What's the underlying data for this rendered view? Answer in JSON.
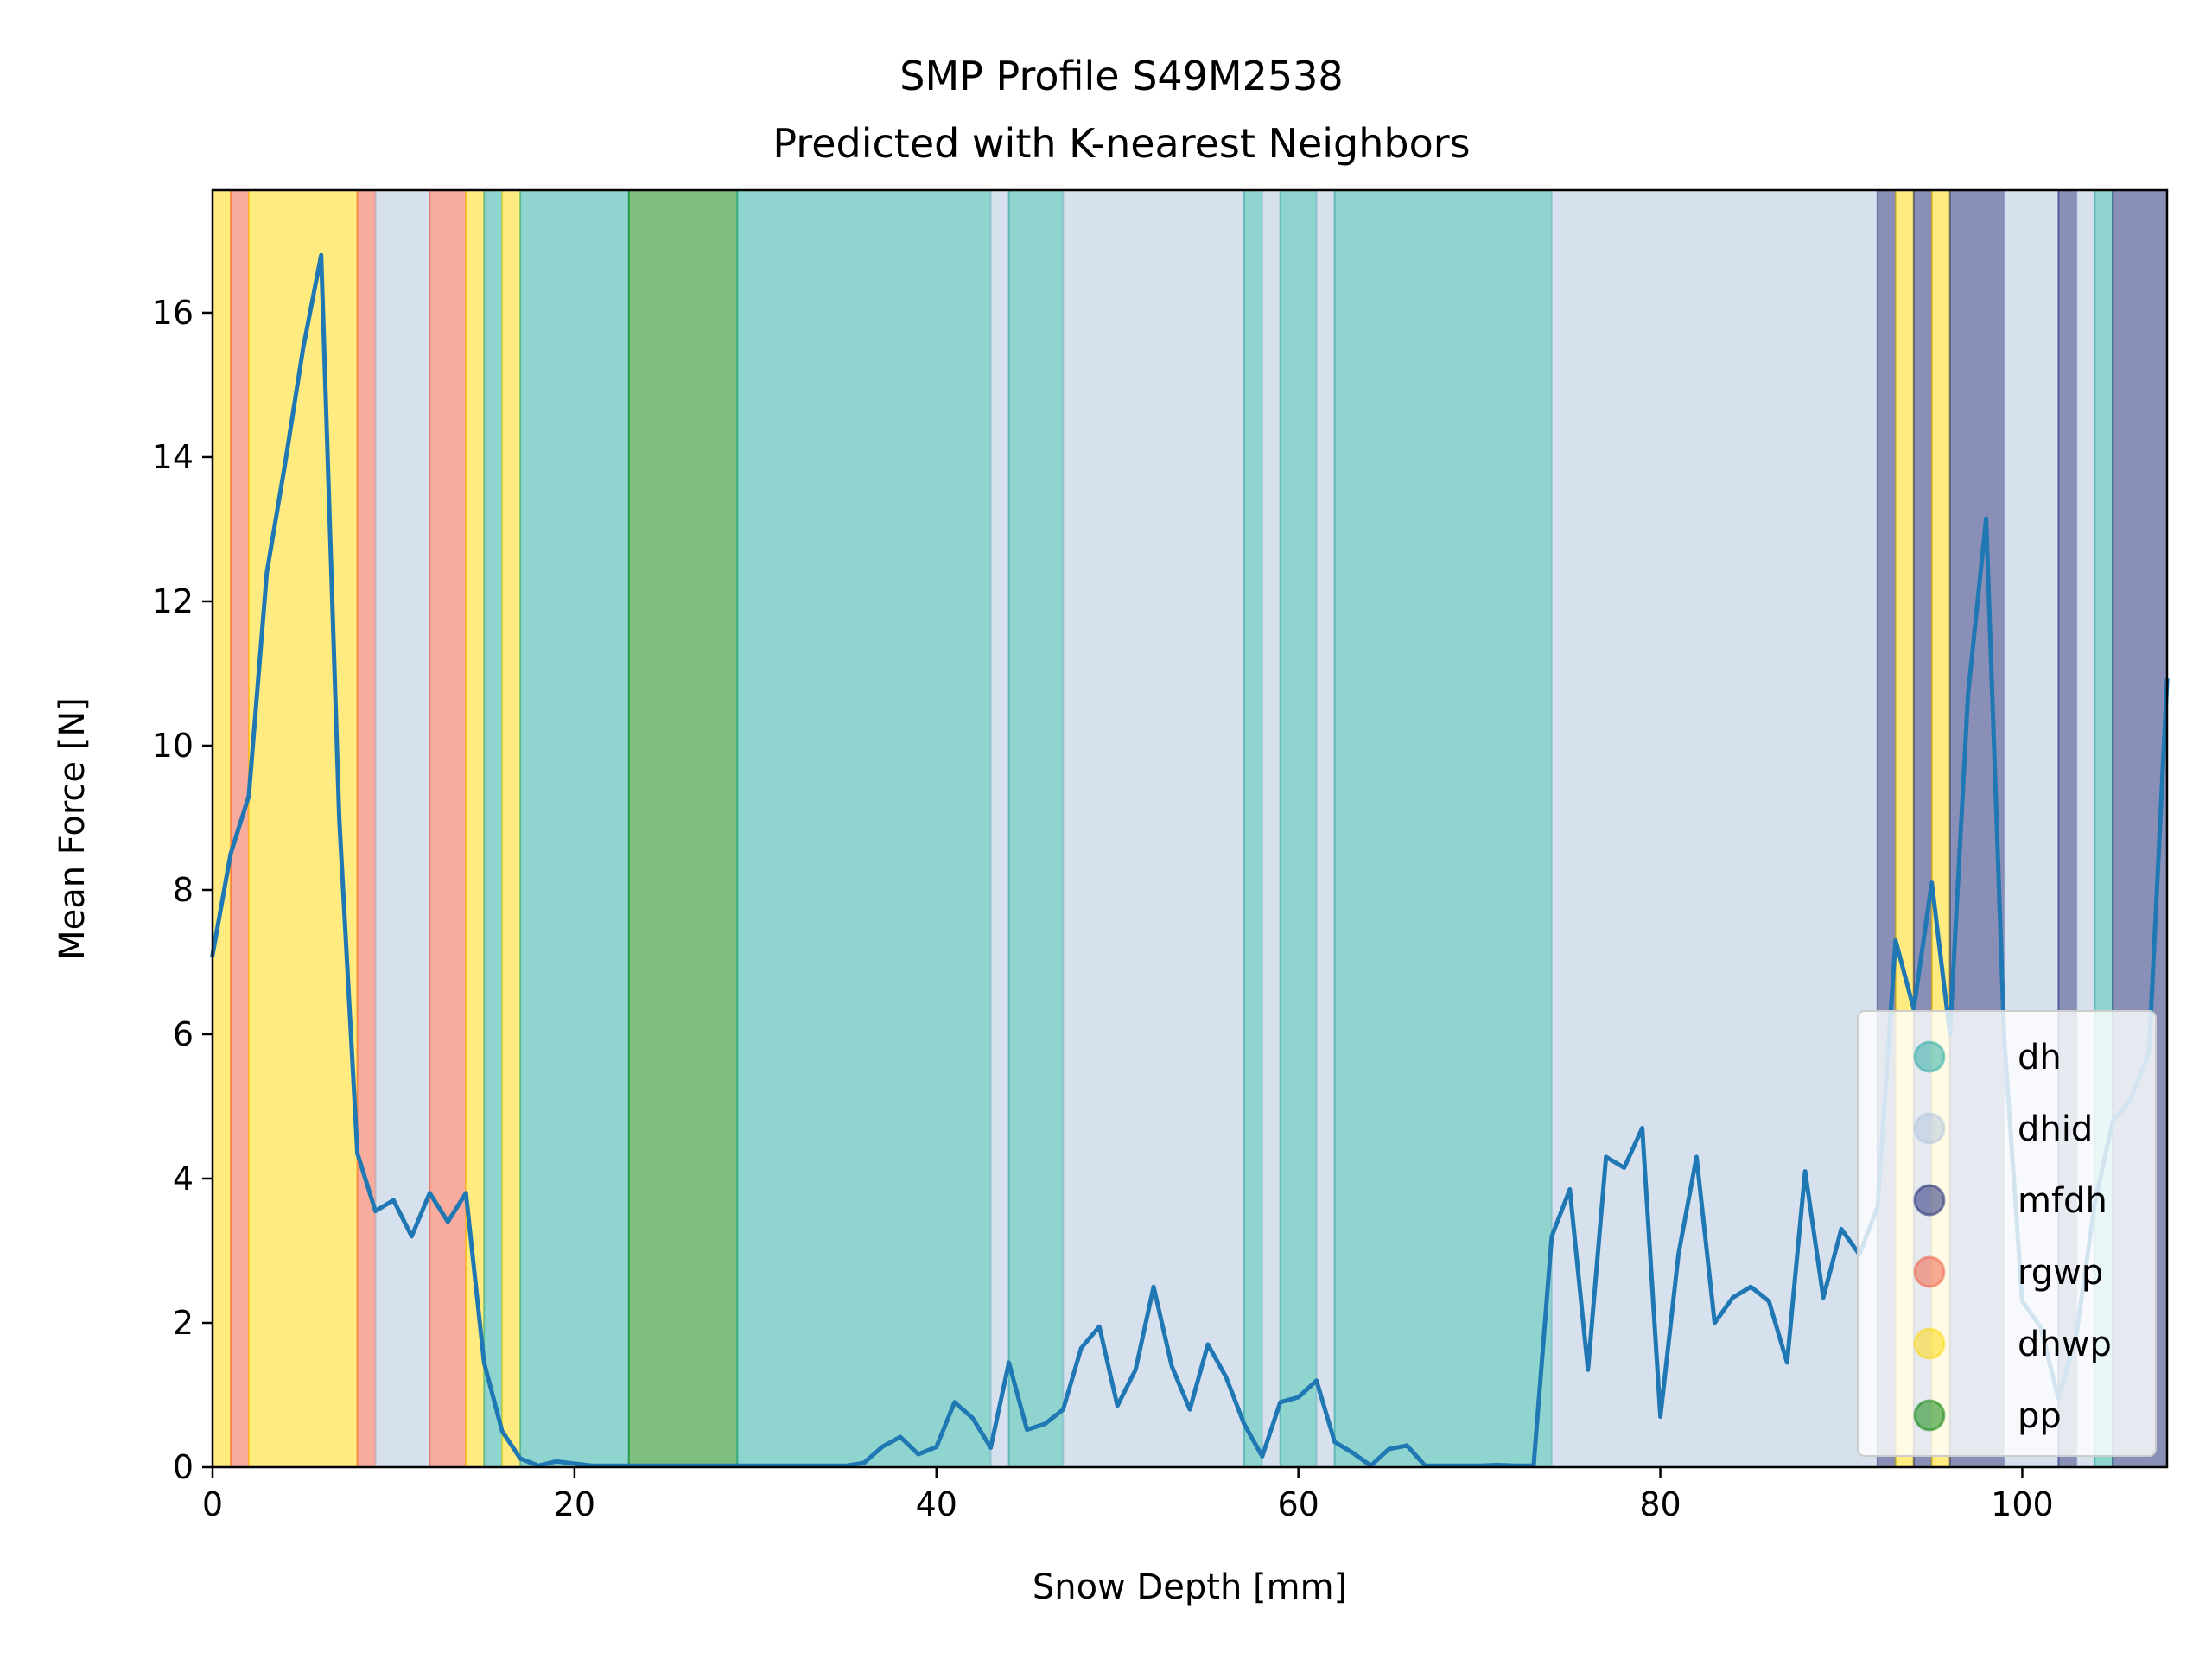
{
  "chart_data": {
    "type": "line",
    "title": "SMP Profile S49M2538",
    "subtitle": "Predicted with K-nearest Neighbors",
    "xlabel": "Snow Depth [mm]",
    "ylabel": "Mean Force [N]",
    "xlim": [
      0,
      108
    ],
    "ylim": [
      0,
      17.7
    ],
    "xticks": [
      0,
      20,
      40,
      60,
      80,
      100
    ],
    "yticks": [
      0,
      2,
      4,
      6,
      8,
      10,
      12,
      14,
      16
    ],
    "grid": false,
    "legend_position": "lower right",
    "legend": [
      {
        "label": "dh",
        "color": "#22aaa0"
      },
      {
        "label": "dhid",
        "color": "#b0c4de"
      },
      {
        "label": "mfdh",
        "color": "#141f6e"
      },
      {
        "label": "rgwp",
        "color": "#f05a3c"
      },
      {
        "label": "dhwp",
        "color": "#ffd700"
      },
      {
        "label": "pp",
        "color": "#008000"
      }
    ],
    "line_color": "#1f77b4",
    "series": [
      {
        "x": [
          0,
          1,
          2,
          3,
          4,
          5,
          6,
          7,
          8,
          9,
          10,
          11,
          12,
          13,
          14,
          15,
          16,
          17,
          18,
          19,
          20,
          21,
          22,
          23,
          24,
          25,
          26,
          27,
          28,
          29,
          30,
          31,
          32,
          33,
          34,
          35,
          36,
          37,
          38,
          39,
          40,
          41,
          42,
          43,
          44,
          45,
          46,
          47,
          48,
          49,
          50,
          51,
          52,
          53,
          54,
          55,
          56,
          57,
          58,
          59,
          60,
          61,
          62,
          63,
          64,
          65,
          66,
          67,
          68,
          69,
          70,
          71,
          72,
          73,
          74,
          75,
          76,
          77,
          78,
          79,
          80,
          81,
          82,
          83,
          84,
          85,
          86,
          87,
          88,
          89,
          90,
          91,
          92,
          93,
          94,
          95,
          96,
          97,
          98,
          99,
          100,
          101,
          102,
          103,
          104,
          105,
          106,
          107,
          108
        ],
        "y": [
          7.1,
          8.5,
          9.3,
          12.4,
          13.9,
          15.5,
          16.8,
          9.0,
          4.35,
          3.55,
          3.7,
          3.2,
          3.8,
          3.4,
          3.8,
          1.45,
          0.5,
          0.12,
          0.02,
          0.08,
          0.05,
          0.02,
          0.02,
          0.02,
          0.02,
          0.02,
          0.02,
          0.02,
          0.02,
          0.02,
          0.02,
          0.02,
          0.02,
          0.02,
          0.02,
          0.02,
          0.06,
          0.28,
          0.42,
          0.18,
          0.28,
          0.9,
          0.68,
          0.27,
          1.45,
          0.52,
          0.6,
          0.8,
          1.65,
          1.95,
          0.85,
          1.35,
          2.5,
          1.4,
          0.8,
          1.7,
          1.25,
          0.6,
          0.15,
          0.9,
          0.97,
          1.2,
          0.35,
          0.2,
          0.02,
          0.25,
          0.3,
          0.02,
          0.02,
          0.02,
          0.02,
          0.03,
          0.02,
          0.02,
          3.2,
          3.85,
          1.35,
          4.3,
          4.15,
          4.7,
          0.7,
          2.95,
          4.3,
          2.0,
          2.35,
          2.5,
          2.3,
          1.45,
          4.1,
          2.35,
          3.3,
          2.95,
          3.6,
          7.3,
          6.35,
          8.1,
          6.0,
          10.7,
          13.15,
          5.95,
          2.3,
          1.95,
          0.95,
          1.85,
          3.65,
          4.8,
          5.1,
          5.75,
          10.9
        ]
      }
    ],
    "bands": [
      {
        "from": 0,
        "to": 1,
        "class": "dhwp"
      },
      {
        "from": 1,
        "to": 2,
        "class": "rgwp"
      },
      {
        "from": 2,
        "to": 8,
        "class": "dhwp"
      },
      {
        "from": 8,
        "to": 9,
        "class": "rgwp"
      },
      {
        "from": 9,
        "to": 12,
        "class": "dhid"
      },
      {
        "from": 12,
        "to": 14,
        "class": "rgwp"
      },
      {
        "from": 14,
        "to": 15,
        "class": "dhwp"
      },
      {
        "from": 15,
        "to": 16,
        "class": "dh"
      },
      {
        "from": 16,
        "to": 17,
        "class": "dhwp"
      },
      {
        "from": 17,
        "to": 23,
        "class": "dh"
      },
      {
        "from": 23,
        "to": 29,
        "class": "pp"
      },
      {
        "from": 29,
        "to": 43,
        "class": "dh"
      },
      {
        "from": 43,
        "to": 44,
        "class": "dhid"
      },
      {
        "from": 44,
        "to": 47,
        "class": "dh"
      },
      {
        "from": 47,
        "to": 57,
        "class": "dhid"
      },
      {
        "from": 57,
        "to": 58,
        "class": "dh"
      },
      {
        "from": 58,
        "to": 59,
        "class": "dhid"
      },
      {
        "from": 59,
        "to": 61,
        "class": "dh"
      },
      {
        "from": 61,
        "to": 62,
        "class": "dhid"
      },
      {
        "from": 62,
        "to": 74,
        "class": "dh"
      },
      {
        "from": 74,
        "to": 92,
        "class": "dhid"
      },
      {
        "from": 92,
        "to": 93,
        "class": "mfdh"
      },
      {
        "from": 93,
        "to": 94,
        "class": "dhwp"
      },
      {
        "from": 94,
        "to": 95,
        "class": "mfdh"
      },
      {
        "from": 95,
        "to": 96,
        "class": "dhwp"
      },
      {
        "from": 96,
        "to": 99,
        "class": "mfdh"
      },
      {
        "from": 99,
        "to": 102,
        "class": "dhid"
      },
      {
        "from": 102,
        "to": 103,
        "class": "mfdh"
      },
      {
        "from": 103,
        "to": 104,
        "class": "dhid"
      },
      {
        "from": 104,
        "to": 105,
        "class": "dh"
      },
      {
        "from": 105,
        "to": 108,
        "class": "mfdh"
      }
    ]
  }
}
****
What you are asked to do. Leave the pictures out, and print every line of the listing exactly as written.

In response.
What's the underlying data for this rendered view? Answer in JSON.
{
  "chart_data": {
    "type": "line",
    "title": "SMP Profile S49M2538",
    "subtitle": "Predicted with K-nearest Neighbors",
    "xlabel": "Snow Depth [mm]",
    "ylabel": "Mean Force [N]",
    "xlim": [
      0,
      108
    ],
    "ylim": [
      0,
      17.7
    ],
    "xticks": [
      0,
      20,
      40,
      60,
      80,
      100
    ],
    "yticks": [
      0,
      2,
      4,
      6,
      8,
      10,
      12,
      14,
      16
    ],
    "grid": false,
    "legend_position": "lower right",
    "legend": [
      {
        "label": "dh",
        "color": "#22aaa0"
      },
      {
        "label": "dhid",
        "color": "#b0c4de"
      },
      {
        "label": "mfdh",
        "color": "#141f6e"
      },
      {
        "label": "rgwp",
        "color": "#f05a3c"
      },
      {
        "label": "dhwp",
        "color": "#ffd700"
      },
      {
        "label": "pp",
        "color": "#008000"
      }
    ],
    "line_color": "#1f77b4",
    "series": [
      {
        "x": [
          0,
          1,
          2,
          3,
          4,
          5,
          6,
          7,
          8,
          9,
          10,
          11,
          12,
          13,
          14,
          15,
          16,
          17,
          18,
          19,
          20,
          21,
          22,
          23,
          24,
          25,
          26,
          27,
          28,
          29,
          30,
          31,
          32,
          33,
          34,
          35,
          36,
          37,
          38,
          39,
          40,
          41,
          42,
          43,
          44,
          45,
          46,
          47,
          48,
          49,
          50,
          51,
          52,
          53,
          54,
          55,
          56,
          57,
          58,
          59,
          60,
          61,
          62,
          63,
          64,
          65,
          66,
          67,
          68,
          69,
          70,
          71,
          72,
          73,
          74,
          75,
          76,
          77,
          78,
          79,
          80,
          81,
          82,
          83,
          84,
          85,
          86,
          87,
          88,
          89,
          90,
          91,
          92,
          93,
          94,
          95,
          96,
          97,
          98,
          99,
          100,
          101,
          102,
          103,
          104,
          105,
          106,
          107,
          108
        ],
        "y": [
          7.1,
          8.5,
          9.3,
          12.4,
          13.9,
          15.5,
          16.8,
          9.0,
          4.35,
          3.55,
          3.7,
          3.2,
          3.8,
          3.4,
          3.8,
          1.45,
          0.5,
          0.12,
          0.02,
          0.08,
          0.05,
          0.02,
          0.02,
          0.02,
          0.02,
          0.02,
          0.02,
          0.02,
          0.02,
          0.02,
          0.02,
          0.02,
          0.02,
          0.02,
          0.02,
          0.02,
          0.06,
          0.28,
          0.42,
          0.18,
          0.28,
          0.9,
          0.68,
          0.27,
          1.45,
          0.52,
          0.6,
          0.8,
          1.65,
          1.95,
          0.85,
          1.35,
          2.5,
          1.4,
          0.8,
          1.7,
          1.25,
          0.6,
          0.15,
          0.9,
          0.97,
          1.2,
          0.35,
          0.2,
          0.02,
          0.25,
          0.3,
          0.02,
          0.02,
          0.02,
          0.02,
          0.03,
          0.02,
          0.02,
          3.2,
          3.85,
          1.35,
          4.3,
          4.15,
          4.7,
          0.7,
          2.95,
          4.3,
          2.0,
          2.35,
          2.5,
          2.3,
          1.45,
          4.1,
          2.35,
          3.3,
          2.95,
          3.6,
          7.3,
          6.35,
          8.1,
          6.0,
          10.7,
          13.15,
          5.95,
          2.3,
          1.95,
          0.95,
          1.85,
          3.65,
          4.8,
          5.1,
          5.75,
          10.9
        ]
      }
    ],
    "bands": [
      {
        "from": 0,
        "to": 1,
        "class": "dhwp"
      },
      {
        "from": 1,
        "to": 2,
        "class": "rgwp"
      },
      {
        "from": 2,
        "to": 8,
        "class": "dhwp"
      },
      {
        "from": 8,
        "to": 9,
        "class": "rgwp"
      },
      {
        "from": 9,
        "to": 12,
        "class": "dhid"
      },
      {
        "from": 12,
        "to": 14,
        "class": "rgwp"
      },
      {
        "from": 14,
        "to": 15,
        "class": "dhwp"
      },
      {
        "from": 15,
        "to": 16,
        "class": "dh"
      },
      {
        "from": 16,
        "to": 17,
        "class": "dhwp"
      },
      {
        "from": 17,
        "to": 23,
        "class": "dh"
      },
      {
        "from": 23,
        "to": 29,
        "class": "pp"
      },
      {
        "from": 29,
        "to": 43,
        "class": "dh"
      },
      {
        "from": 43,
        "to": 44,
        "class": "dhid"
      },
      {
        "from": 44,
        "to": 47,
        "class": "dh"
      },
      {
        "from": 47,
        "to": 57,
        "class": "dhid"
      },
      {
        "from": 57,
        "to": 58,
        "class": "dh"
      },
      {
        "from": 58,
        "to": 59,
        "class": "dhid"
      },
      {
        "from": 59,
        "to": 61,
        "class": "dh"
      },
      {
        "from": 61,
        "to": 62,
        "class": "dhid"
      },
      {
        "from": 62,
        "to": 74,
        "class": "dh"
      },
      {
        "from": 74,
        "to": 92,
        "class": "dhid"
      },
      {
        "from": 92,
        "to": 93,
        "class": "mfdh"
      },
      {
        "from": 93,
        "to": 94,
        "class": "dhwp"
      },
      {
        "from": 94,
        "to": 95,
        "class": "mfdh"
      },
      {
        "from": 95,
        "to": 96,
        "class": "dhwp"
      },
      {
        "from": 96,
        "to": 99,
        "class": "mfdh"
      },
      {
        "from": 99,
        "to": 102,
        "class": "dhid"
      },
      {
        "from": 102,
        "to": 103,
        "class": "mfdh"
      },
      {
        "from": 103,
        "to": 104,
        "class": "dhid"
      },
      {
        "from": 104,
        "to": 105,
        "class": "dh"
      },
      {
        "from": 105,
        "to": 108,
        "class": "mfdh"
      }
    ]
  }
}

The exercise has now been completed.